Copy everything from the start of the records down to the line containing "param-type-text: string or null: [264, 326, 297, 332]", swapping "json-punct" for "json-symbol" and keeping all else unchanged.
===
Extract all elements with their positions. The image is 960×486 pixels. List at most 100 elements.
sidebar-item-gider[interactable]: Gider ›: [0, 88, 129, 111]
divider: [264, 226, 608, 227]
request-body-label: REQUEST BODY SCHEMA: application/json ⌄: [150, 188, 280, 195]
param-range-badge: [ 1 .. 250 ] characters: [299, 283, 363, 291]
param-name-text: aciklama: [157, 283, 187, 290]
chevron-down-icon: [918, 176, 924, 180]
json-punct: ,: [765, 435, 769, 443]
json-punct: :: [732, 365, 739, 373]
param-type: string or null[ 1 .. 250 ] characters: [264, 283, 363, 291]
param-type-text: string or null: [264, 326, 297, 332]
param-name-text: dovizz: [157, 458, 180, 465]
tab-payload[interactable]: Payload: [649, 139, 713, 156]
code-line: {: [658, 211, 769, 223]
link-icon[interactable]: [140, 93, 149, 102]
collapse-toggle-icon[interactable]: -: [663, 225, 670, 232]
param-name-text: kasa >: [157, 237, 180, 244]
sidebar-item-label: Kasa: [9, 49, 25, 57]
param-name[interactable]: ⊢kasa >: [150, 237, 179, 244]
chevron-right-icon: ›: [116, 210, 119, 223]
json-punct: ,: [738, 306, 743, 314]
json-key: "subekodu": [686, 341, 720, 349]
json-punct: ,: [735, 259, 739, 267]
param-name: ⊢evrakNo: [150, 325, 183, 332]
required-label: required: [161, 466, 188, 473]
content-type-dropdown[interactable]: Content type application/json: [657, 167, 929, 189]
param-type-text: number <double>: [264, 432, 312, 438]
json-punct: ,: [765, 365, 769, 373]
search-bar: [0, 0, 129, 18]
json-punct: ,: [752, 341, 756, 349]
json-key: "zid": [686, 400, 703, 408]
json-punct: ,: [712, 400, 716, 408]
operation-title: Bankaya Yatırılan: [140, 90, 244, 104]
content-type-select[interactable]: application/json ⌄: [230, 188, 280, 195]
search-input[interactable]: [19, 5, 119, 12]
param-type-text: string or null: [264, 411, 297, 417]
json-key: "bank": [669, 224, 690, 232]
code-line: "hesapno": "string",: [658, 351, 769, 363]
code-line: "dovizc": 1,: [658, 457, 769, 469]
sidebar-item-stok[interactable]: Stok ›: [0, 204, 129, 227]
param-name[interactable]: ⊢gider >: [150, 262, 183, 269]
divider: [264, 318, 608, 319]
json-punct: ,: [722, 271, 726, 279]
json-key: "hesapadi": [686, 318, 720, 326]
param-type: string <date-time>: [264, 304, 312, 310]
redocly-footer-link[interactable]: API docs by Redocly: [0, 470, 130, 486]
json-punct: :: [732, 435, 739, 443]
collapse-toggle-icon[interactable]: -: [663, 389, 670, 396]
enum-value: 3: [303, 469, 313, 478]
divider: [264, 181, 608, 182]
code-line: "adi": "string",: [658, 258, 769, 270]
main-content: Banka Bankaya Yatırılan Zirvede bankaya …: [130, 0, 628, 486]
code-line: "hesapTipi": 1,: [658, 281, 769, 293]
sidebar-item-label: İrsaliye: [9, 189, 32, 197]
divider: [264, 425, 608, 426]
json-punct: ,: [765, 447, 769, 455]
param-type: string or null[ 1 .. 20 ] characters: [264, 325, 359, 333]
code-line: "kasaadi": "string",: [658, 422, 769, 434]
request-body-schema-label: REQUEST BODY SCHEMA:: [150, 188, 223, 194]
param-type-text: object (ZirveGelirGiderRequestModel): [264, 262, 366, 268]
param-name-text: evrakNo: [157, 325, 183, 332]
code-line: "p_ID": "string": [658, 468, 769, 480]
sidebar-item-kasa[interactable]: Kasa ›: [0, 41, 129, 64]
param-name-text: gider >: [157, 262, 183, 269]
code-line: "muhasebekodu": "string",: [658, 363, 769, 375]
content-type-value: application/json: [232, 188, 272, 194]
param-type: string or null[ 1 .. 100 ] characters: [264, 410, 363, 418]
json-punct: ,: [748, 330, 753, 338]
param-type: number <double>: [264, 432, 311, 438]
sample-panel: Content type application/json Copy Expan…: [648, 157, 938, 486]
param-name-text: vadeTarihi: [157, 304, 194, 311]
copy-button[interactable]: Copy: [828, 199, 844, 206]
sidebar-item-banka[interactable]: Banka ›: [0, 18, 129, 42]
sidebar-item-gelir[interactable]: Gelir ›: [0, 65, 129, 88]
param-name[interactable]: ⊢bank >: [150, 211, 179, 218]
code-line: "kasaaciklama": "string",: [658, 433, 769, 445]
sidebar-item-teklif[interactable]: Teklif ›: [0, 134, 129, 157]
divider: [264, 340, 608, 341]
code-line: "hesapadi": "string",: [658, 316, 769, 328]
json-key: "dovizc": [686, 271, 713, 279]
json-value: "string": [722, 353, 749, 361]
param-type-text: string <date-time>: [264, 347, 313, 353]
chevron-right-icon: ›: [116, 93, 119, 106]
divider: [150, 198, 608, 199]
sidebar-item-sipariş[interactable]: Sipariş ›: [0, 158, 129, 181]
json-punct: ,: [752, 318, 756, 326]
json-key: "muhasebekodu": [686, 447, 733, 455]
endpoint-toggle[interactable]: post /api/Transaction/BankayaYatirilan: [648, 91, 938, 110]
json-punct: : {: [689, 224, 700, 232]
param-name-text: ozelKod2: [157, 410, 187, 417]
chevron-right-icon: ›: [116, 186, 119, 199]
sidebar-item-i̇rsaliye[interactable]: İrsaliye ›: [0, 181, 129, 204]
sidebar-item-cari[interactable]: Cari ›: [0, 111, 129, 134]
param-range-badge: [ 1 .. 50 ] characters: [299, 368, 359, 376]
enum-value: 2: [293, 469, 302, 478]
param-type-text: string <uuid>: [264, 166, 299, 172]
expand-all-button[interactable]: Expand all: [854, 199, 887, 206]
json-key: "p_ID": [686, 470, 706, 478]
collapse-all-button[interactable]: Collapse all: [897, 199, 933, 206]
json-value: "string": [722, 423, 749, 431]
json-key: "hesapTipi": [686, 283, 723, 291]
===
Answer -
Extract all elements with their positions. The image is 960×486 pixels. List at most 100 elements.
sidebar-item-gider[interactable]: Gider ›: [0, 88, 129, 111]
divider: [264, 226, 608, 227]
request-body-label: REQUEST BODY SCHEMA: application/json ⌄: [150, 188, 280, 195]
param-range-badge: [ 1 .. 250 ] characters: [299, 283, 363, 291]
param-name-text: aciklama: [157, 283, 187, 290]
chevron-down-icon: [918, 176, 924, 180]
json-symbol: ,: [765, 435, 769, 443]
json-symbol: :: [732, 365, 739, 373]
param-type: string or null[ 1 .. 250 ] characters: [264, 283, 363, 291]
param-type-text: string or null: [264, 326, 297, 332]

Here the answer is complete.